◆ Check your understanding:
A - In the corneal alkali burn study abstract, what instrument was used to examine the photographs of the histological sections?
B - Extend the corneal alkali burn study abstract onward from its final sentence.

◆ Document section:
────────────────────────────────────────
Methods: Three and six weeks after the creation of an alkali burn in the center of the right cornea of six albino rabbits, the animals were killed and histological sections from the cornea of both eyes were stained, photographed and studied for a possible formation of a neovascularization. The photographs were examined using the Quantimet image analyzer (Leica) and statistical analysis of the data was performed.
Results: Sections of the injured cornea showed the formation of neovessels in the epithelial and superficial stromal layers. The neovascularization is present after 3 weeks of the corneal injury. After 6 weeks from the corneal alkali burn, neovessels are increased.
Conclusions: There is a growing body of evidence suggesting that vascular abnormalities may play a crucial role in several ocular diseases. To improve our knowledge of the vascular involvement in these conditions, there is a need for a non-invasive imaging modality capable of assessing microcirculation within ocular tissue beds both in vitro and in vivo. This study shows that ultra-high sensitive optical microangiography, associated with other experimental techniques, is an adequate technique to visualize the eye surface microcirculations and to quantify microvascular vessel density under both normal and physio-pathological conditions.
────────────────────────────────────────
Stored data entries:
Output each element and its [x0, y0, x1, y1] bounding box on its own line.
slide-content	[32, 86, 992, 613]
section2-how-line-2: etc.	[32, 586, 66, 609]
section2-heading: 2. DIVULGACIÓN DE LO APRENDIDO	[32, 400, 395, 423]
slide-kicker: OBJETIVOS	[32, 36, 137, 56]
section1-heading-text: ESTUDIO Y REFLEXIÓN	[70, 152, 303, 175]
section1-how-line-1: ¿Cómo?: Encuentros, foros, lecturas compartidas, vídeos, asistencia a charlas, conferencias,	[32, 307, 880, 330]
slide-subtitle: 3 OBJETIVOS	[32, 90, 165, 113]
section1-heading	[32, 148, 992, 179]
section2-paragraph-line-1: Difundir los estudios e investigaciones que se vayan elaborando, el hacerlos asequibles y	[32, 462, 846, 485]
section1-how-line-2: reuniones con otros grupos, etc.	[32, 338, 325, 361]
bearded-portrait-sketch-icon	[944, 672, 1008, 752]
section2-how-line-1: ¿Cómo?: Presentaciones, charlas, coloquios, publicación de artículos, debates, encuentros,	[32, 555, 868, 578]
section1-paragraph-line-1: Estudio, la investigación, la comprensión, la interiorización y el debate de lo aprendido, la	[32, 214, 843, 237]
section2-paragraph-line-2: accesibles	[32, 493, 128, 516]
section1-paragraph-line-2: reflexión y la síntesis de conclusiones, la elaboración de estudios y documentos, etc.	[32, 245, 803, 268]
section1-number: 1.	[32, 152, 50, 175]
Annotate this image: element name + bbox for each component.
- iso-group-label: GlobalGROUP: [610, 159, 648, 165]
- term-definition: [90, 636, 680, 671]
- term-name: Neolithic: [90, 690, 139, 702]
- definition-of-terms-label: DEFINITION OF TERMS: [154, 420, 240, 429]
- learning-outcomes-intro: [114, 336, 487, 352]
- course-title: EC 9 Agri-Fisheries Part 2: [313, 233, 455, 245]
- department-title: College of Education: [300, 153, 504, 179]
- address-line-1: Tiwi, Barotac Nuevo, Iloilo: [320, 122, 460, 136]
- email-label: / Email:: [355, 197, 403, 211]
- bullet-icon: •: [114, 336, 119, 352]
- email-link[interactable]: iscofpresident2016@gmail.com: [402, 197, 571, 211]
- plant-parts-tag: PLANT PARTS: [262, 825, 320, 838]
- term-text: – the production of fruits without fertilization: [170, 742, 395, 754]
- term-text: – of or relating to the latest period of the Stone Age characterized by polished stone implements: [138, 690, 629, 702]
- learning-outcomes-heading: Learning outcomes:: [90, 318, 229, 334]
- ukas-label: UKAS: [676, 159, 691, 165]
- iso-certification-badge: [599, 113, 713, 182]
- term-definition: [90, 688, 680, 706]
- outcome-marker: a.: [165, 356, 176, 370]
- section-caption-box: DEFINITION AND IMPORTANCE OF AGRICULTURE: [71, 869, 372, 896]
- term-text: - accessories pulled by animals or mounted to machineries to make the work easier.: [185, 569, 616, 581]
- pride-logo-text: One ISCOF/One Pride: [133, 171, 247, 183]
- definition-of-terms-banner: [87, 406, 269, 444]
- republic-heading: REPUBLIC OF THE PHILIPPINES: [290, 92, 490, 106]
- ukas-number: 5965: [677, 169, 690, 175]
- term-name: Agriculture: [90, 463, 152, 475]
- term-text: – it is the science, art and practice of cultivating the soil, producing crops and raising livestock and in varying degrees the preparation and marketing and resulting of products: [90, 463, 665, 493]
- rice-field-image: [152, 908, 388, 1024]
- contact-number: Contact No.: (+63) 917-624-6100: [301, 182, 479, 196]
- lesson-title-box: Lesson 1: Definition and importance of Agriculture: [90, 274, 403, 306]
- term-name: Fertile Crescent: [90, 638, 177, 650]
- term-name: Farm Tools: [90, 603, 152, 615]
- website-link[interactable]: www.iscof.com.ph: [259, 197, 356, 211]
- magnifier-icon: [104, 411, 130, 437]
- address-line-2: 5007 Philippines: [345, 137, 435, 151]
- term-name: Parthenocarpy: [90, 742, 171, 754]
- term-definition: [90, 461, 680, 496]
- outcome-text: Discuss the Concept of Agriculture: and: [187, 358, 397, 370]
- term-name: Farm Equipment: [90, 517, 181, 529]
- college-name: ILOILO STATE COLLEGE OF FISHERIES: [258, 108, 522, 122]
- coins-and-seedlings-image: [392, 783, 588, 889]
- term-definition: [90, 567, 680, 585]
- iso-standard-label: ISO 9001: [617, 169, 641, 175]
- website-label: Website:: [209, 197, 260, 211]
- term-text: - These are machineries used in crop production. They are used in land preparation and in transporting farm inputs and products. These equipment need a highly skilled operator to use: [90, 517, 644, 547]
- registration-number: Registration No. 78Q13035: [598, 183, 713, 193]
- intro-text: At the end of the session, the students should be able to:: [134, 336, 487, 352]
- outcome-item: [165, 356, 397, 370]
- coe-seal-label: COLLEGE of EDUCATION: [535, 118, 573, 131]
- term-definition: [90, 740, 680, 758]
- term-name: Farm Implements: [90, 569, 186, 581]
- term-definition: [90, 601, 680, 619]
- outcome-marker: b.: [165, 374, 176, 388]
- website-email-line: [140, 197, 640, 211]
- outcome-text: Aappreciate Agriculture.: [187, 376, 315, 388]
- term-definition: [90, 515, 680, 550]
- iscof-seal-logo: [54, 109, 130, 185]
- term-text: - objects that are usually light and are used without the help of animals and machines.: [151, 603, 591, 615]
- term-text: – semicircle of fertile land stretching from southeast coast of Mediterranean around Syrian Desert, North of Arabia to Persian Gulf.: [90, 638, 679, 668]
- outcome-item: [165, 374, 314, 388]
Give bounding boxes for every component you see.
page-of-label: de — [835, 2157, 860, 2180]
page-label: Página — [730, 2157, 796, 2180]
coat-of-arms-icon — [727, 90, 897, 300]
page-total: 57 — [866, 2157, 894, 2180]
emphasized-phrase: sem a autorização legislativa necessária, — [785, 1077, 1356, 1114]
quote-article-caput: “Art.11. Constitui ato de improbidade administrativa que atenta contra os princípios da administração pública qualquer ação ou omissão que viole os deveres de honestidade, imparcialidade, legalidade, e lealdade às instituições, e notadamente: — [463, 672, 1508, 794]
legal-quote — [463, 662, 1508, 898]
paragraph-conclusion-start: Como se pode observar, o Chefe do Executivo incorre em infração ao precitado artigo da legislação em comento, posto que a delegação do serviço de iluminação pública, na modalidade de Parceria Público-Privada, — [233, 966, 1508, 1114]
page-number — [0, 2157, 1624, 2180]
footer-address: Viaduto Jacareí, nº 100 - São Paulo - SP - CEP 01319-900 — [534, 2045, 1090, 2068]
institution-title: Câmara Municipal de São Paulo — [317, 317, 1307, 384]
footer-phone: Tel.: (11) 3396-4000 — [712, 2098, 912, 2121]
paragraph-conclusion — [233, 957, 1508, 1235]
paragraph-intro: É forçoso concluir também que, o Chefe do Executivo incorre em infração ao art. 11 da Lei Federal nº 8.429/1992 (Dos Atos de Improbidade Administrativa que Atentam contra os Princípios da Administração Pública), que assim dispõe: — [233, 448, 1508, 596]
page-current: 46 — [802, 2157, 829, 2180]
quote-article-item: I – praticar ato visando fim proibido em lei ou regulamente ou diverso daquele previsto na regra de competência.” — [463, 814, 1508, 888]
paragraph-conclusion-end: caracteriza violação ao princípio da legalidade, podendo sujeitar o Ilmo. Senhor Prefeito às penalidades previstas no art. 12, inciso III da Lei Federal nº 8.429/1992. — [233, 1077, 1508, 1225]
────────────────────────────────────────
◆ Exercise answers:
A - The Quantimet image analyzer (Leica).

B -
Cornea; Injury; Neovascularization; Fluorescence; Capillaroscopy; Electron microscopy
The characteristics of alkali-induced corneal lesions have been well defined in rabbits by histological, histochemical, autoradiographical and optical investigations [1-5]. In the past years our group has also contributed several studies on the rabbit cornea, describing the presence of contractile microfilaments in injured tissues [6,7]; the dynamics of catecholaminergic nerve fibers changes in normal and injured alkali-burned rabbit corneas [8,9]; the localization of dopaminergic receptors [10] and the distribution of nerve fibers with a selective affinity for the quinacrine dye in the rabbit cornea [11]. Moreover, we have performed experiments on human corneas addressing the presence of inorganic elements on hydrophilic lenses [12] and/or in the lachrymal film [13]. Finally, we have studied the microstructural changes occurring in the human corneal epithelium after application of contact lenses [14].
On the basis of these previous observations, the present exploratory study has been conducted on a limited number of animals with the aim to describe the way microvessels are formed and invade into the cornea after an alkali burn injury.
Materials and Methods
Six adult rabbits weighing 2-3 kg were used. All the rabbits were treated in agreements with the Helsinki Convention on the use of animals in medical research, approved by the Institutional Review Board [15].
Rabbits were anaesthetized by an intravenous injection of Nembutal (40 mg/kg weight) using Novesine as local anesthetic. A paper filter disc 3 mm in diameter with one drop of 0.5N sodium hydroxide solutions was placed in the center of the right cornea for 1 min to induce a reversible chemical injury of the cornea [16].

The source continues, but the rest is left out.